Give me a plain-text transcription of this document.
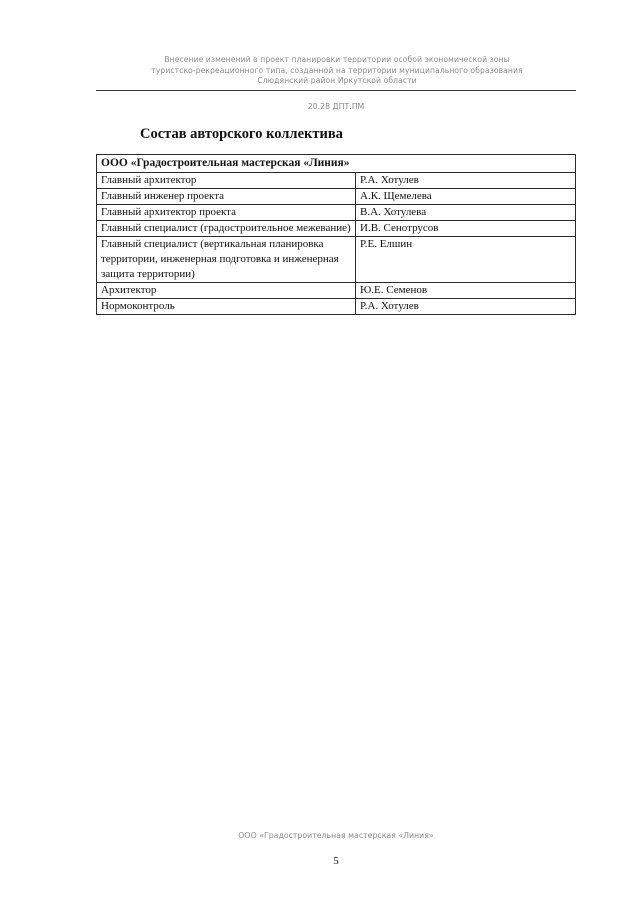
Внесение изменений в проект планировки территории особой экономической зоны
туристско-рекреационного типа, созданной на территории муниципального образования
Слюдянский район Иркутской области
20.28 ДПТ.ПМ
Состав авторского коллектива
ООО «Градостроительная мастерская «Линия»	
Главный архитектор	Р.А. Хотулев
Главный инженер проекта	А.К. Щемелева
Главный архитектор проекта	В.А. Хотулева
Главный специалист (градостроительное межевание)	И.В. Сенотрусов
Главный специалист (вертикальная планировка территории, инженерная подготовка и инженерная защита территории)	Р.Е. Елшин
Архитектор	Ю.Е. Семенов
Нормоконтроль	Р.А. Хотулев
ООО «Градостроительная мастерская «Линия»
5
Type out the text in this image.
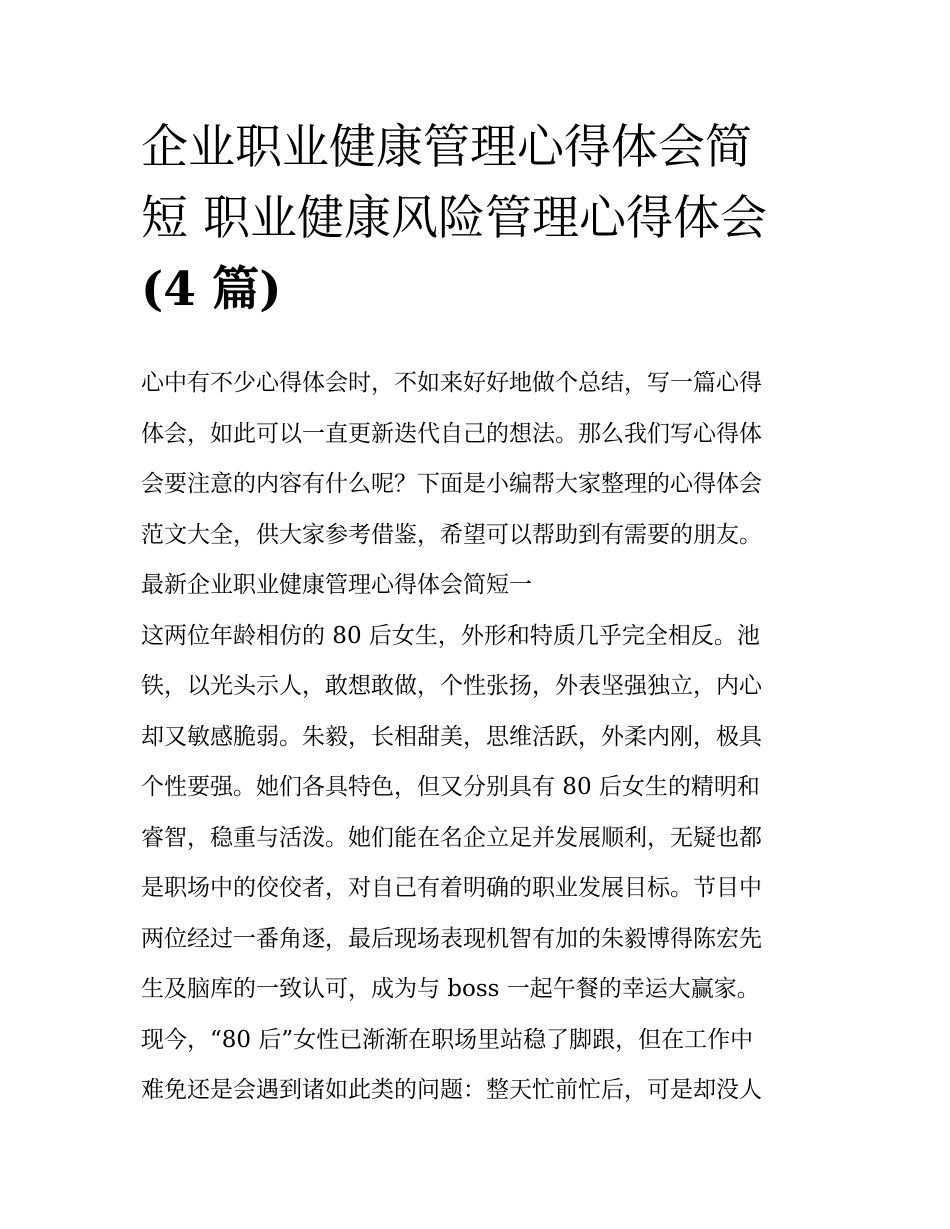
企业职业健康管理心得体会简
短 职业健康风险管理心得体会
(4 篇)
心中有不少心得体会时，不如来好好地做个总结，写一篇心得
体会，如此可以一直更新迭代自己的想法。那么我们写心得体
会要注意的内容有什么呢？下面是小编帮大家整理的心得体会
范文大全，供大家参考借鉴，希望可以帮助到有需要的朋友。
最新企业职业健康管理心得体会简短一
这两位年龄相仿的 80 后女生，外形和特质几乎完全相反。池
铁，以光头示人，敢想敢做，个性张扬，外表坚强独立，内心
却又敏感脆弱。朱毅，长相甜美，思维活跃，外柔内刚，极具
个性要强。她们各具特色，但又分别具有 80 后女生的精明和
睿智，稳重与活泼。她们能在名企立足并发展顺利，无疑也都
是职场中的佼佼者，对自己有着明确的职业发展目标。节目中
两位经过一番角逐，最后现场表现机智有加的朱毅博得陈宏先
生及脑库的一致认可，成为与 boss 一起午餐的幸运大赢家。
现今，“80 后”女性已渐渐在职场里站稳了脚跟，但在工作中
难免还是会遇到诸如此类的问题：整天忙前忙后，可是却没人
=-=-=
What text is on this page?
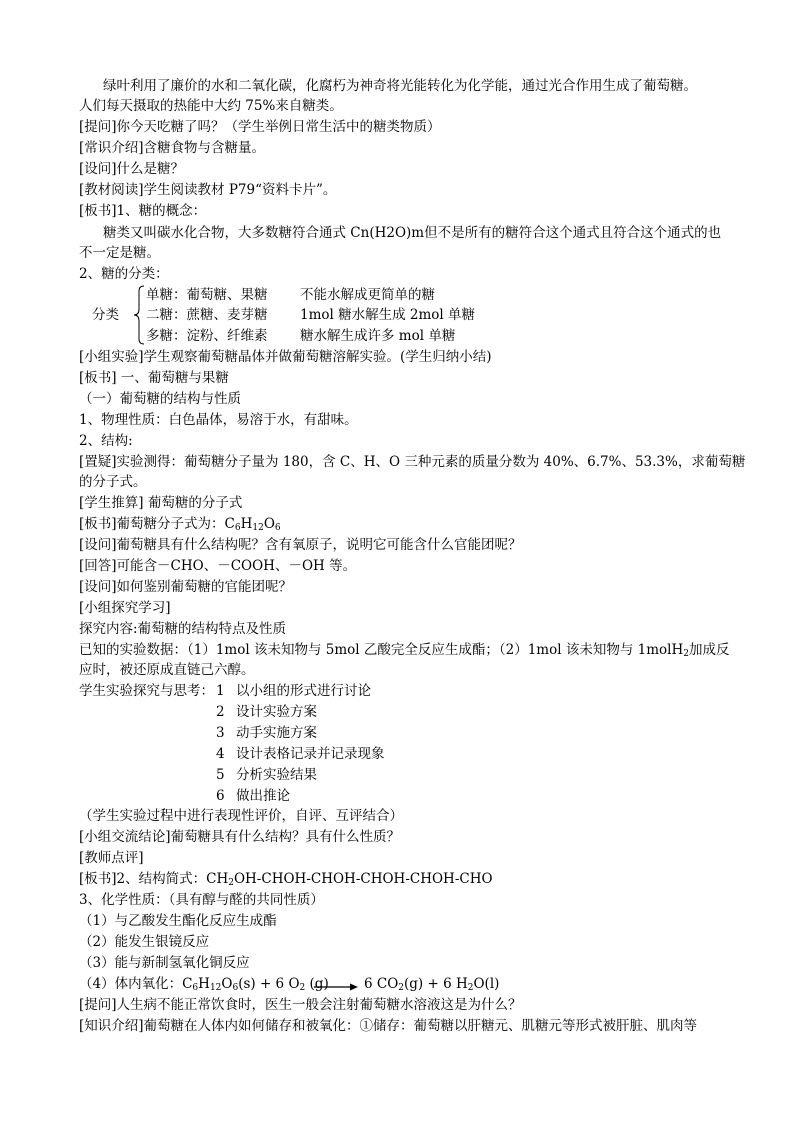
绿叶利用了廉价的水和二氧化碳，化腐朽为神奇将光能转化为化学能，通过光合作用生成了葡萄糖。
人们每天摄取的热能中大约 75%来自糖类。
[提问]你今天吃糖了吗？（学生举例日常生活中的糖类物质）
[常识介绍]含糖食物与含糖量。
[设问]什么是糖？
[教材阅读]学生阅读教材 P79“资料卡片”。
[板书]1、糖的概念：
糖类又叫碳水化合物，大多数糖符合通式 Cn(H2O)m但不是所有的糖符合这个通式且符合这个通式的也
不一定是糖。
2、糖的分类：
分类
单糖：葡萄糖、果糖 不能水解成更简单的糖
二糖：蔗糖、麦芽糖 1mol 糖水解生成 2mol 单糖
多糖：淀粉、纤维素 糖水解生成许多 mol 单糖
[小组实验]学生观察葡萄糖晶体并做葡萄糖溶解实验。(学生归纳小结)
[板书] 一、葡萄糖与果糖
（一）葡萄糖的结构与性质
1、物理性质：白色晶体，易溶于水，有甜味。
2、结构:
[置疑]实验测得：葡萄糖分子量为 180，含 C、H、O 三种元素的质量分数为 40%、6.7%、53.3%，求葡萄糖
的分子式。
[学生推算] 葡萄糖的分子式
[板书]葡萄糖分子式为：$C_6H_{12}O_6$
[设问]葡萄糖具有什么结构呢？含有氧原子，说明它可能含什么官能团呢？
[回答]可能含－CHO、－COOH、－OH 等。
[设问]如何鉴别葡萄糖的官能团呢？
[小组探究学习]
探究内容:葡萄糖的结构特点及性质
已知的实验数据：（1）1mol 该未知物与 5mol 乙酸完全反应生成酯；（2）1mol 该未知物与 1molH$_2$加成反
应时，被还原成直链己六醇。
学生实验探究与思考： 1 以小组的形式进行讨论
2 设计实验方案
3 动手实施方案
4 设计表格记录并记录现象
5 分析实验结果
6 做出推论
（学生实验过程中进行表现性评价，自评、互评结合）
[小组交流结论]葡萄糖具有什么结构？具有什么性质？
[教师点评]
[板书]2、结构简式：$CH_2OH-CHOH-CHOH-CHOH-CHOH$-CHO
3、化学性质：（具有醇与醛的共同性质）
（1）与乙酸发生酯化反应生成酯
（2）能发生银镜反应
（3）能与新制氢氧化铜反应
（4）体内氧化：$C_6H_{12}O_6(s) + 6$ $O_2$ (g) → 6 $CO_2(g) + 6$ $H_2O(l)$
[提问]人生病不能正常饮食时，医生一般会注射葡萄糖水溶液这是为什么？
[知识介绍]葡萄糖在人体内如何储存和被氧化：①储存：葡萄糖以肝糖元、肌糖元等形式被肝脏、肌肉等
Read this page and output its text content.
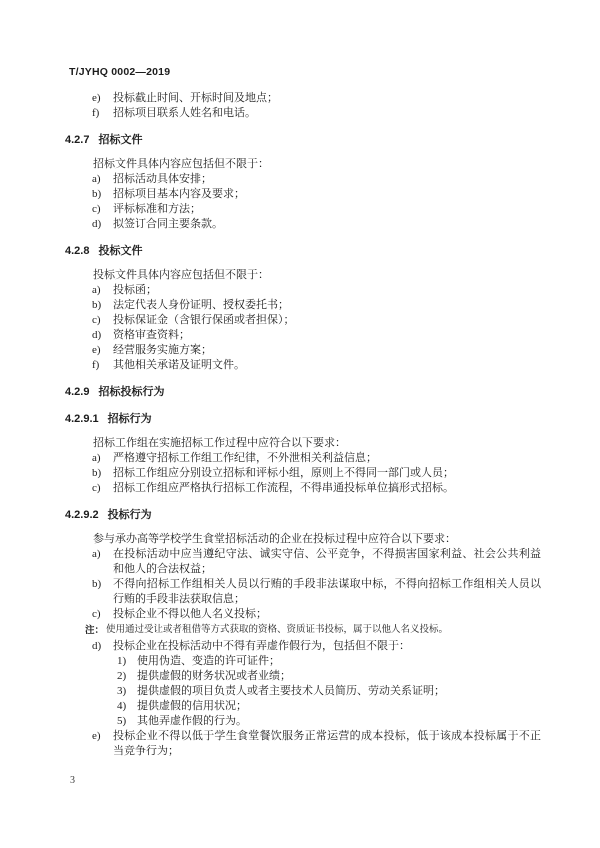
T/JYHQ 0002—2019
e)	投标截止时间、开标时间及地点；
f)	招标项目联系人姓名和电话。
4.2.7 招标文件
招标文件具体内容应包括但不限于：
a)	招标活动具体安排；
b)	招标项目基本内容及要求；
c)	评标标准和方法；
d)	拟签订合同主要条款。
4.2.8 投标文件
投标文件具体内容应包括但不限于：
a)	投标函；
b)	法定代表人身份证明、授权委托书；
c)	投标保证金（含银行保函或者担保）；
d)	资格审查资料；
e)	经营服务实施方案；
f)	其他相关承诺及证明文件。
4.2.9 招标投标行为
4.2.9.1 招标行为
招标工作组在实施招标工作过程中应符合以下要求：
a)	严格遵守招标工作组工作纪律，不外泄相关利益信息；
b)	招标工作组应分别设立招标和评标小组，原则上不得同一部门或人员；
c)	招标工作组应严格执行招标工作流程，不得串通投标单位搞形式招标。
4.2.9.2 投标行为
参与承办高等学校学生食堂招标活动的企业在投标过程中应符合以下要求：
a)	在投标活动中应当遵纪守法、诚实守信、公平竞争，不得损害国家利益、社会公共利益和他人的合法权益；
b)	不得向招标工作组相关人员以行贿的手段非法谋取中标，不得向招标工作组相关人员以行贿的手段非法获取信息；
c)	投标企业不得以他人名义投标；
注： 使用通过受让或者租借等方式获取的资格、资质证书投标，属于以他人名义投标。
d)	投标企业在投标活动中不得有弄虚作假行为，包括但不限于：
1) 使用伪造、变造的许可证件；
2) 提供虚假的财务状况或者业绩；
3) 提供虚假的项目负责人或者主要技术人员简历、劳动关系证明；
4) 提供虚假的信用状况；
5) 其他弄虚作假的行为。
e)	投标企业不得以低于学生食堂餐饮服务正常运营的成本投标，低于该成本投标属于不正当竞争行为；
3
=-=-=
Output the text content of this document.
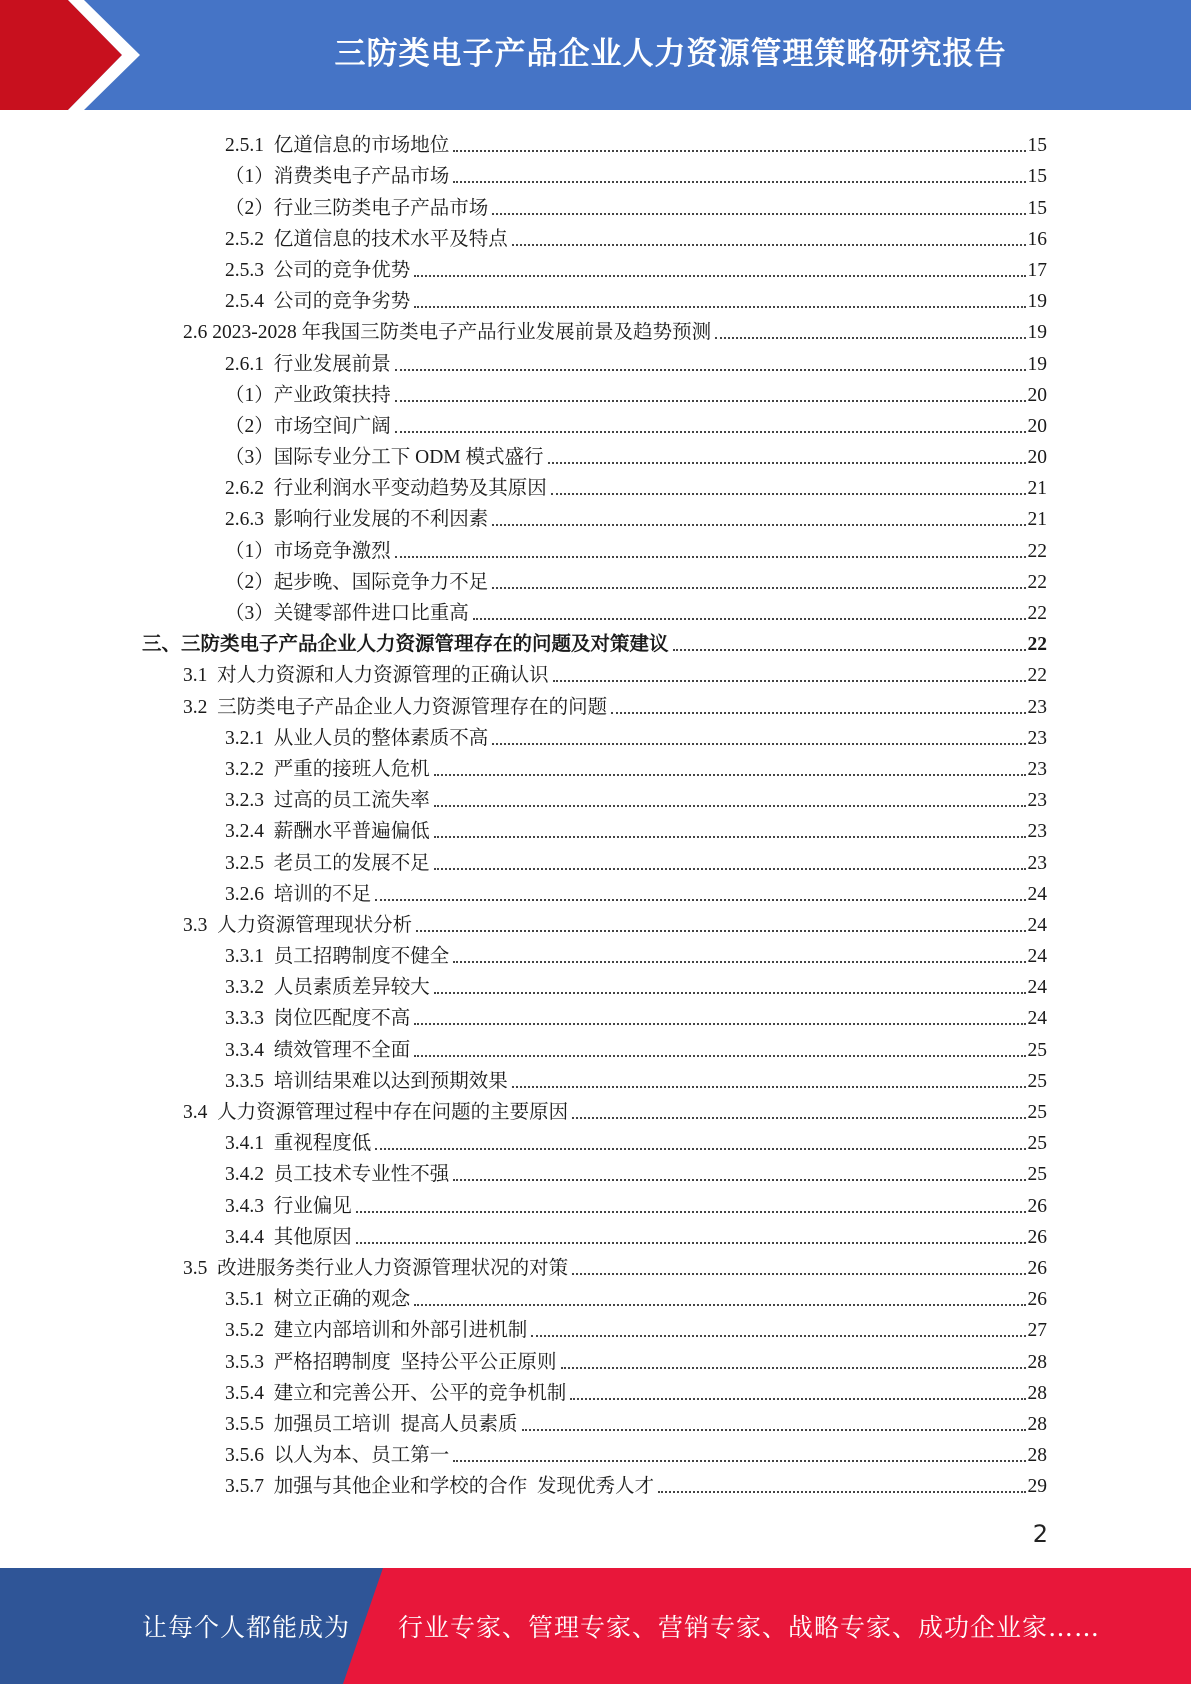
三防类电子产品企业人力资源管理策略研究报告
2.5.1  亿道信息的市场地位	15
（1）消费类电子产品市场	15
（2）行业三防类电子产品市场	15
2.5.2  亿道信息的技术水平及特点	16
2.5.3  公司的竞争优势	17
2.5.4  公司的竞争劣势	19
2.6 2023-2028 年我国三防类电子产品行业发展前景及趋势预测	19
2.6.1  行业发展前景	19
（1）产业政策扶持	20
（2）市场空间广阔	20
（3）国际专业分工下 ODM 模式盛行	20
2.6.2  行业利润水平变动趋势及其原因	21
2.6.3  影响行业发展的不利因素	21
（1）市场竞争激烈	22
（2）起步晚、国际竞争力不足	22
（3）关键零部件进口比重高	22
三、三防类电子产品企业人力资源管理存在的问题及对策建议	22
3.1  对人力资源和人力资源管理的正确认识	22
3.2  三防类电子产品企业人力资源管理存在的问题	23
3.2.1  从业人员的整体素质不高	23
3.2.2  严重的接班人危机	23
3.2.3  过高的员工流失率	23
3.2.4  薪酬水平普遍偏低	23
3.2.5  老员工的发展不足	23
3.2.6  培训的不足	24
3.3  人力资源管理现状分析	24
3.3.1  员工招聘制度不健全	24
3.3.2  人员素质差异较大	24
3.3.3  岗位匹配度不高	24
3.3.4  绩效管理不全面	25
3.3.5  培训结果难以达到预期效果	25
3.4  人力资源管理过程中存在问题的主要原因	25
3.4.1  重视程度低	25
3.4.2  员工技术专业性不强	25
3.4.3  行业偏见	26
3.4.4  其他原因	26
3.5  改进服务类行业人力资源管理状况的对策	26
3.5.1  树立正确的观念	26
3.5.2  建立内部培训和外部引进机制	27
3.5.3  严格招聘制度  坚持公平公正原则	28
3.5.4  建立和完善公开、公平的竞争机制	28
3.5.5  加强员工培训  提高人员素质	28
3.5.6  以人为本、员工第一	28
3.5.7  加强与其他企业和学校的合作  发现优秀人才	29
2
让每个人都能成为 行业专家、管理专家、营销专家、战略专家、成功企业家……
=-=-=
--- Written task ---
Locate all lines in the listing above with the word "Градостроительная" and copy them.

--- Answer to this task ---
ООО «Градостроительная мастерская «Линия»	
ООО «Градостроительная мастерская «Линия»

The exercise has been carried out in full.